**Work to complete:** Every entry needs to be reproduced exactly.

-*-*-

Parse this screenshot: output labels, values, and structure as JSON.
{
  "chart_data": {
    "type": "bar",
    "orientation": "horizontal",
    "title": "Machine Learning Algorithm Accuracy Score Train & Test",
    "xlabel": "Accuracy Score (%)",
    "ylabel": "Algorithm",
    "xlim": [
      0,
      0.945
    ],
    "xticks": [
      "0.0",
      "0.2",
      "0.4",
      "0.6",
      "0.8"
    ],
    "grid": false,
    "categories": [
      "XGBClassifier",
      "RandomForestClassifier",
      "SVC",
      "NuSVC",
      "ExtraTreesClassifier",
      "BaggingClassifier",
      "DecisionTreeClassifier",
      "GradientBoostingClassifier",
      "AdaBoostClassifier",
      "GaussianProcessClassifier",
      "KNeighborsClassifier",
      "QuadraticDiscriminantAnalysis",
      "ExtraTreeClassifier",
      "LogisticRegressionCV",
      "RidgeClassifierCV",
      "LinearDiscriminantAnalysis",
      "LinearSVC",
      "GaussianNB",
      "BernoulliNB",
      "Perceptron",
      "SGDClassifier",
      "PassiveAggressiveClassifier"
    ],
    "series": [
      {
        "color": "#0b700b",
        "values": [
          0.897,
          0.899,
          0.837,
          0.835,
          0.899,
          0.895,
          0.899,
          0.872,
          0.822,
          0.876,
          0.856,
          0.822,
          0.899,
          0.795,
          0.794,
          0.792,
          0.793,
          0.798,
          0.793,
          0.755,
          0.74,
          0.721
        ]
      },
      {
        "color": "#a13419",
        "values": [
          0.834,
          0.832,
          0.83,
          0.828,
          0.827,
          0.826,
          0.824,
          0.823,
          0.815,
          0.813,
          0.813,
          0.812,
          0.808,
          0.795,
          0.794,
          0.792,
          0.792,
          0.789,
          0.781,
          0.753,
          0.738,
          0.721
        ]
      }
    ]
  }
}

-*-*-

**Result for this exercise:**
Parse this screenshot: output labels, values, and structure as JSON.
{
  "chart_data": {
    "type": "bar",
    "orientation": "horizontal",
    "title": "Machine Learning Algorithm Accuracy Score Train & Test",
    "xlabel": "Accuracy Score (%)",
    "ylabel": "Algorithm",
    "xlim": [
      0,
      0.945
    ],
    "xticks": [
      "0.0",
      "0.2",
      "0.4",
      "0.6",
      "0.8"
    ],
    "grid": false,
    "categories": [
      "XGBClassifier",
      "RandomForestClassifier",
      "SVC",
      "NuSVC",
      "ExtraTreesClassifier",
      "BaggingClassifier",
      "DecisionTreeClassifier",
      "GradientBoostingClassifier",
      "AdaBoostClassifier",
      "GaussianProcessClassifier",
      "KNeighborsClassifier",
      "QuadraticDiscriminantAnalysis",
      "ExtraTreeClassifier",
      "LogisticRegressionCV",
      "RidgeClassifierCV",
      "LinearDiscriminantAnalysis",
      "LinearSVC",
      "GaussianNB",
      "BernoulliNB",
      "Perceptron",
      "SGDClassifier",
      "PassiveAggressiveClassifier"
    ],
    "series": [
      {
        "color": "#0b700b",
        "values": [
          0.897,
          0.899,
          0.837,
          0.835,
          0.899,
          0.895,
          0.899,
          0.872,
          0.822,
          0.876,
          0.856,
          0.822,
          0.899,
          0.795,
          0.794,
          0.792,
          0.793,
          0.798,
          0.793,
          0.755,
          0.74,
          0.721
        ]
      },
      {
        "color": "#a13419",
        "values": [
          0.834,
          0.832,
          0.83,
          0.828,
          0.827,
          0.826,
          0.824,
          0.823,
          0.815,
          0.813,
          0.813,
          0.812,
          0.808,
          0.795,
          0.794,
          0.792,
          0.792,
          0.789,
          0.781,
          0.753,
          0.738,
          0.721
        ]
      }
    ]
  }
}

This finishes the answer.